**Request**
Take every line from the listing below that contains "firstNames".

Stored entries
☆ ☆ ☆ ☆ ☆ ☆ ☆

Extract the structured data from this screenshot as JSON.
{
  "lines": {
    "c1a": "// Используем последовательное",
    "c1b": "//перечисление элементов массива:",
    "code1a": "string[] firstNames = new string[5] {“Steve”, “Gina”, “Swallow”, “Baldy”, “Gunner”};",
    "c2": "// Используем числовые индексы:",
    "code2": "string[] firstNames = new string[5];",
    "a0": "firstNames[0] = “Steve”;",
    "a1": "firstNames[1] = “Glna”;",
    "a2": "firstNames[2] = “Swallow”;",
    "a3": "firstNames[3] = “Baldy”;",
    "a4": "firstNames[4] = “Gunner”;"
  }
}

☆ ☆ ☆ ☆ ☆ ☆ ☆

**Response**
    "code1a": "string[] firstNames = new string[5] {“Steve”, “Gina”, “Swallow”, “Baldy”, “Gunner”};",
    "code2": "string[] firstNames = new string[5];",
    "a0": "firstNames[0] = “Steve”;",
    "a1": "firstNames[1] = “Glna”;",
    "a2": "firstNames[2] = “Swallow”;",
    "a3": "firstNames[3] = “Baldy”;",
    "a4": "firstNames[4] = “Gunner”;"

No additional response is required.